# Which BCE?



## squintal (Jan 28, 2015)

Hi, Im fairly new to stock market, and Im wondering which BCE stock to choose!

In questrade when I type BCE I have 9 possibility....

8 in tsx and one in nyse.

some say BCE INC only, some have pfd 1st cl af, ag, ae etc

thanks a lot for the help!! 

Steve


----------



## My Own Advisor (Sep 24, 2012)

I think although I do not know for sure... you want BCE (as in Bell Canada Enterprises Inc.)
http://web.tmxmoney.com/quote.php?qm_symbol=bce


----------



## humble_pie (Jun 7, 2009)

BCE common shares will show up as plain BCE on toronto. These are exactly the same as BCE on new york, the CUSIP number is the same, ie BCE common is an interlisted stock.

the other classes of BCE that appear on toronto are various series of preferred shares.


----------



## squintal (Jan 28, 2015)

Thanks a lot for the information! And if you were to invest today...bell canada or telus? Why?


----------



## squintal (Jan 28, 2015)

I forgot to add that im 27 and plan to keep stock very long term, like 30 years and reinvest dividends


----------



## humble_pie (Jun 7, 2009)

i think that if one is considering 30 years, possibly the existing canadian telco/IT choices might undergo more drift or even disappearance than say the big banks?

plus other market sectors have international exposure & one of the things that bother me about the bell/telus/rogers trio is that markets are canadian. We're a small country.

i'm writing in this cautious mode because BCE share price is high, perhaps due to nervous $$ seeking haven in strong dividends. Couple days ago i was looking at a comparative chart of BCE vs 2 US telcos, i happened to pick T & VOD. 

over 5 & 10 years, BCE had stunningly out-performed the US candidates. Yet its earnings growth doesn't justify. Another reason why i'm a tiny bit lukewarm on the Bell. Not enough to sell shares i presently hold, but enough that i wouldn't buy more.

for a 30-year perspective, one would also be wanting to get down & dirty among the deeply-discounted energy stocks, would one not? look there for the big integrateds whose debt loads permit survival in troubled times.


----------



## My Own Advisor (Sep 24, 2012)

"....for a 30-year perspective, one would also be wanting to get down & dirty among the deeply-discounted energy stocks, would one not?"

Yes please 

I can only see the need for energy going up.


----------



## squintal (Jan 28, 2015)

I just bought 700 shares of XEG @ 13.65$ for my energy investing


----------



## squintal (Jan 28, 2015)

Do you have some suggestions for stocks I can keep 20-30 years?


----------



## youngdad3 (Jun 29, 2013)

squintal: you have to make your own decisions, but if I were to start over with a 0 positions portfolio I would begin with banks for a 30yr perspective. Or an index ETF if you want to go the simple way. You can buy ETFs for free with questrade.


----------



## squintal (Jan 28, 2015)

Good thanks a lot for the advice


----------

········

_Directions_
1. Transcribe the stretch of the BCE forum thread from "http://web.tmxmoney.com/quote.php?qm_symbol=bce" through "of preferred shares.".
2. In the BCE forum thread, what are the other classes of BCE that appear on Toronto besides plain BCE?

Data lines
········

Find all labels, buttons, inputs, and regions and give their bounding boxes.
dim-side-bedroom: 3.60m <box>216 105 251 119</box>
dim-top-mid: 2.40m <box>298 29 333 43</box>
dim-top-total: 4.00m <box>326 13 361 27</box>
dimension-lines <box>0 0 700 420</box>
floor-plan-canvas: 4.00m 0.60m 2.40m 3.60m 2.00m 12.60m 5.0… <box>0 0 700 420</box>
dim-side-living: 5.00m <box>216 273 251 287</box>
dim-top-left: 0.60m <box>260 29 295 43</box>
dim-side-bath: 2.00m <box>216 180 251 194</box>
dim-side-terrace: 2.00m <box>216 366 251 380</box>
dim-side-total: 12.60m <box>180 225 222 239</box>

········

_Expected results_
1.
http://web.tmxmoney.com/quote.php?qm_symbol=bce


----------



## humble_pie (Jun 7, 2009)

BCE common shares will show up as plain BCE on toronto. These are exactly the same as BCE on new york, the CUSIP number is the same, ie BCE common is an interlisted stock.

the other classes of BCE that appear on toronto are various series of preferred shares.

2. They are various series of preferred shares.